__Exercise directions__
All records should be reproduced verbatim.

- - - - -

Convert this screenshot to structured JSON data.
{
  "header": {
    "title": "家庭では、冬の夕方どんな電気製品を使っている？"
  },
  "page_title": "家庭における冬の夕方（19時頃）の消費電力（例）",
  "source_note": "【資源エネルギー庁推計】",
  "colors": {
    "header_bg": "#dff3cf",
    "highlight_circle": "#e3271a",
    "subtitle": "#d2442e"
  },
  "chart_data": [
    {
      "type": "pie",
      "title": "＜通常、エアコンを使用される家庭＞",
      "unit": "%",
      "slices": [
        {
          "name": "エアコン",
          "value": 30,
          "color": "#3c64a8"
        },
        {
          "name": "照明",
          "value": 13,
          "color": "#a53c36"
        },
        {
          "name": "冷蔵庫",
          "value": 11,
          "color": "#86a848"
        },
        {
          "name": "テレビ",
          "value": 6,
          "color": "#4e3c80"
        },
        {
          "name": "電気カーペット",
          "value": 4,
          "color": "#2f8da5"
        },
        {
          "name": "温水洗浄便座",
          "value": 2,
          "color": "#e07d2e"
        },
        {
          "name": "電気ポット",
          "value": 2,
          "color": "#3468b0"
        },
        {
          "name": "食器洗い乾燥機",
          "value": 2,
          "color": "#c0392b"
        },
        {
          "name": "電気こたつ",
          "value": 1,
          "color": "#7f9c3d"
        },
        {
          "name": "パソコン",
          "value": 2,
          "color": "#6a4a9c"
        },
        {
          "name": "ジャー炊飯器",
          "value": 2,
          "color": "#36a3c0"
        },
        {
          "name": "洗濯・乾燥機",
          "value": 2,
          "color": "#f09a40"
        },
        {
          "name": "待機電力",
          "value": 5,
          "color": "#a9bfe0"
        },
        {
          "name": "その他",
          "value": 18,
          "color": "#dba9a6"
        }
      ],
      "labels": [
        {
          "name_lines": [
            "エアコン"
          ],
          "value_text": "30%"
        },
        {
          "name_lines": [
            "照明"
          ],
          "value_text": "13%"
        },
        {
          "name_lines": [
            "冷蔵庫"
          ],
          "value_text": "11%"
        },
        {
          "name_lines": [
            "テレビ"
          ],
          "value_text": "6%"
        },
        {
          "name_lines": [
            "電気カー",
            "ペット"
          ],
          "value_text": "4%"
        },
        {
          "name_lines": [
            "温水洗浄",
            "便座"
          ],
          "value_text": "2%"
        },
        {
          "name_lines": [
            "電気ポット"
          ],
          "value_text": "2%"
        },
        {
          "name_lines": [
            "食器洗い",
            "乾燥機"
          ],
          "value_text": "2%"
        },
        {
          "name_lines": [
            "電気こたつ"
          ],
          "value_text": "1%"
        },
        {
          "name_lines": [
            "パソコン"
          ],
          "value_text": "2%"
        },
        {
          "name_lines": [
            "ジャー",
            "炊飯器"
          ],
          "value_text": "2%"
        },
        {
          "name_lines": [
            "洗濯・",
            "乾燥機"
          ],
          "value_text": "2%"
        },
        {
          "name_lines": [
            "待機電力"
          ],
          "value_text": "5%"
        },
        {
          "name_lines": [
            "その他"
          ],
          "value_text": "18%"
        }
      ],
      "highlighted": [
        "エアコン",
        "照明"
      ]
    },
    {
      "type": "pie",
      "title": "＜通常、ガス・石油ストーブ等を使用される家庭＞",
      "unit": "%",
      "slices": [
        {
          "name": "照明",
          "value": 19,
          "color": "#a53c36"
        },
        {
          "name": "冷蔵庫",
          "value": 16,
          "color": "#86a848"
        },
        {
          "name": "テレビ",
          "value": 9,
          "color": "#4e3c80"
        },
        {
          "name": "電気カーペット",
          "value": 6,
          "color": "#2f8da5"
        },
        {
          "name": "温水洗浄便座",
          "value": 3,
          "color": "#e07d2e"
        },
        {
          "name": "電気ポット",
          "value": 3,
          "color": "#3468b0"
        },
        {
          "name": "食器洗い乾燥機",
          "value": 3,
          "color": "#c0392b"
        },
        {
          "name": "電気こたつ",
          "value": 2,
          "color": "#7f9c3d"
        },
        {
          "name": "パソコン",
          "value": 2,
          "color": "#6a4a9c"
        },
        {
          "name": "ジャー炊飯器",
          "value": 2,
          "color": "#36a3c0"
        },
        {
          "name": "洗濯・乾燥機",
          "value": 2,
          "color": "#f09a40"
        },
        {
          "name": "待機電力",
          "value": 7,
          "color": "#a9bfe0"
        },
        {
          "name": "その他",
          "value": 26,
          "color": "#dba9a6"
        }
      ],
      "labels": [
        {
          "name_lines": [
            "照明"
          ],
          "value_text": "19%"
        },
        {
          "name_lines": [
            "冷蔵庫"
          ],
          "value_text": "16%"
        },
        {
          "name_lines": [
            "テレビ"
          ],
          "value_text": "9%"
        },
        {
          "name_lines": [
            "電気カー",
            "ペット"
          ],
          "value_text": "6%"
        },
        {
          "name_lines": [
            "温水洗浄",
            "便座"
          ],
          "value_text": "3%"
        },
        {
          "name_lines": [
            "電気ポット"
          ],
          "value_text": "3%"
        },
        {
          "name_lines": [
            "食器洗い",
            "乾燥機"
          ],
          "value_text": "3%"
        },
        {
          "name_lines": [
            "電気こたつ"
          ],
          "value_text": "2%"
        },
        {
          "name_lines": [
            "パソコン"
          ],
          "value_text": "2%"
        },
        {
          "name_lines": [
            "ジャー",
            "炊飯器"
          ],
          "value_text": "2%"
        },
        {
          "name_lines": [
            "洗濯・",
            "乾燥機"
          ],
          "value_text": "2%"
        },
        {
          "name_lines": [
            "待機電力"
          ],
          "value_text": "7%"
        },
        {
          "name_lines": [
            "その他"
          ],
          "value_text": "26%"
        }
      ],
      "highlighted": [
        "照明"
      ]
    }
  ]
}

- - - - -

__Task response__
Convert this screenshot to structured JSON data.
{
  "header": {
    "title": "家庭では、冬の夕方どんな電気製品を使っている？"
  },
  "page_title": "家庭における冬の夕方（19時頃）の消費電力（例）",
  "source_note": "【資源エネルギー庁推計】",
  "colors": {
    "header_bg": "#dff3cf",
    "highlight_circle": "#e3271a",
    "subtitle": "#d2442e"
  },
  "chart_data": [
    {
      "type": "pie",
      "title": "＜通常、エアコンを使用される家庭＞",
      "unit": "%",
      "slices": [
        {
          "name": "エアコン",
          "value": 30,
          "color": "#3c64a8"
        },
        {
          "name": "照明",
          "value": 13,
          "color": "#a53c36"
        },
        {
          "name": "冷蔵庫",
          "value": 11,
          "color": "#86a848"
        },
        {
          "name": "テレビ",
          "value": 6,
          "color": "#4e3c80"
        },
        {
          "name": "電気カーペット",
          "value": 4,
          "color": "#2f8da5"
        },
        {
          "name": "温水洗浄便座",
          "value": 2,
          "color": "#e07d2e"
        },
        {
          "name": "電気ポット",
          "value": 2,
          "color": "#3468b0"
        },
        {
          "name": "食器洗い乾燥機",
          "value": 2,
          "color": "#c0392b"
        },
        {
          "name": "電気こたつ",
          "value": 1,
          "color": "#7f9c3d"
        },
        {
          "name": "パソコン",
          "value": 2,
          "color": "#6a4a9c"
        },
        {
          "name": "ジャー炊飯器",
          "value": 2,
          "color": "#36a3c0"
        },
        {
          "name": "洗濯・乾燥機",
          "value": 2,
          "color": "#f09a40"
        },
        {
          "name": "待機電力",
          "value": 5,
          "color": "#a9bfe0"
        },
        {
          "name": "その他",
          "value": 18,
          "color": "#dba9a6"
        }
      ],
      "labels": [
        {
          "name_lines": [
            "エアコン"
          ],
          "value_text": "30%"
        },
        {
          "name_lines": [
            "照明"
          ],
          "value_text": "13%"
        },
        {
          "name_lines": [
            "冷蔵庫"
          ],
          "value_text": "11%"
        },
        {
          "name_lines": [
            "テレビ"
          ],
          "value_text": "6%"
        },
        {
          "name_lines": [
            "電気カー",
            "ペット"
          ],
          "value_text": "4%"
        },
        {
          "name_lines": [
            "温水洗浄",
            "便座"
          ],
          "value_text": "2%"
        },
        {
          "name_lines": [
            "電気ポット"
          ],
          "value_text": "2%"
        },
        {
          "name_lines": [
            "食器洗い",
            "乾燥機"
          ],
          "value_text": "2%"
        },
        {
          "name_lines": [
            "電気こたつ"
          ],
          "value_text": "1%"
        },
        {
          "name_lines": [
            "パソコン"
          ],
          "value_text": "2%"
        },
        {
          "name_lines": [
            "ジャー",
            "炊飯器"
          ],
          "value_text": "2%"
        },
        {
          "name_lines": [
            "洗濯・",
            "乾燥機"
          ],
          "value_text": "2%"
        },
        {
          "name_lines": [
            "待機電力"
          ],
          "value_text": "5%"
        },
        {
          "name_lines": [
            "その他"
          ],
          "value_text": "18%"
        }
      ],
      "highlighted": [
        "エアコン",
        "照明"
      ]
    },
    {
      "type": "pie",
      "title": "＜通常、ガス・石油ストーブ等を使用される家庭＞",
      "unit": "%",
      "slices": [
        {
          "name": "照明",
          "value": 19,
          "color": "#a53c36"
        },
        {
          "name": "冷蔵庫",
          "value": 16,
          "color": "#86a848"
        },
        {
          "name": "テレビ",
          "value": 9,
          "color": "#4e3c80"
        },
        {
          "name": "電気カーペット",
          "value": 6,
          "color": "#2f8da5"
        },
        {
          "name": "温水洗浄便座",
          "value": 3,
          "color": "#e07d2e"
        },
        {
          "name": "電気ポット",
          "value": 3,
          "color": "#3468b0"
        },
        {
          "name": "食器洗い乾燥機",
          "value": 3,
          "color": "#c0392b"
        },
        {
          "name": "電気こたつ",
          "value": 2,
          "color": "#7f9c3d"
        },
        {
          "name": "パソコン",
          "value": 2,
          "color": "#6a4a9c"
        },
        {
          "name": "ジャー炊飯器",
          "value": 2,
          "color": "#36a3c0"
        },
        {
          "name": "洗濯・乾燥機",
          "value": 2,
          "color": "#f09a40"
        },
        {
          "name": "待機電力",
          "value": 7,
          "color": "#a9bfe0"
        },
        {
          "name": "その他",
          "value": 26,
          "color": "#dba9a6"
        }
      ],
      "labels": [
        {
          "name_lines": [
            "照明"
          ],
          "value_text": "19%"
        },
        {
          "name_lines": [
            "冷蔵庫"
          ],
          "value_text": "16%"
        },
        {
          "name_lines": [
            "テレビ"
          ],
          "value_text": "9%"
        },
        {
          "name_lines": [
            "電気カー",
            "ペット"
          ],
          "value_text": "6%"
        },
        {
          "name_lines": [
            "温水洗浄",
            "便座"
          ],
          "value_text": "3%"
        },
        {
          "name_lines": [
            "電気ポット"
          ],
          "value_text": "3%"
        },
        {
          "name_lines": [
            "食器洗い",
            "乾燥機"
          ],
          "value_text": "3%"
        },
        {
          "name_lines": [
            "電気こたつ"
          ],
          "value_text": "2%"
        },
        {
          "name_lines": [
            "パソコン"
          ],
          "value_text": "2%"
        },
        {
          "name_lines": [
            "ジャー",
            "炊飯器"
          ],
          "value_text": "2%"
        },
        {
          "name_lines": [
            "洗濯・",
            "乾燥機"
          ],
          "value_text": "2%"
        },
        {
          "name_lines": [
            "待機電力"
          ],
          "value_text": "7%"
        },
        {
          "name_lines": [
            "その他"
          ],
          "value_text": "26%"
        }
      ],
      "highlighted": [
        "照明"
      ]
    }
  ]
}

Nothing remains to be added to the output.